Input for this task –
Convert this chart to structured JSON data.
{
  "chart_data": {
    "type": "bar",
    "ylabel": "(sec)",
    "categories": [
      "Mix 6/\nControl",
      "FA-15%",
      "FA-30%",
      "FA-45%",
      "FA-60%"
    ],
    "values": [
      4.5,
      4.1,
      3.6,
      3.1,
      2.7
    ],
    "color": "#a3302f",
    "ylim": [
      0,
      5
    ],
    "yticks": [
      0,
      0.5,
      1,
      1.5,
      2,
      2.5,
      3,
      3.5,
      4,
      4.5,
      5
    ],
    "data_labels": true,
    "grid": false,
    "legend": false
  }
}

Written problem – Print the records above in full, exactly.

Exercise answer –
Convert this chart to structured JSON data.
{
  "chart_data": {
    "type": "bar",
    "ylabel": "(sec)",
    "categories": [
      "Mix 6/\nControl",
      "FA-15%",
      "FA-30%",
      "FA-45%",
      "FA-60%"
    ],
    "values": [
      4.5,
      4.1,
      3.6,
      3.1,
      2.7
    ],
    "color": "#a3302f",
    "ylim": [
      0,
      5
    ],
    "yticks": [
      0,
      0.5,
      1,
      1.5,
      2,
      2.5,
      3,
      3.5,
      4,
      4.5,
      5
    ],
    "data_labels": true,
    "grid": false,
    "legend": false
  }
}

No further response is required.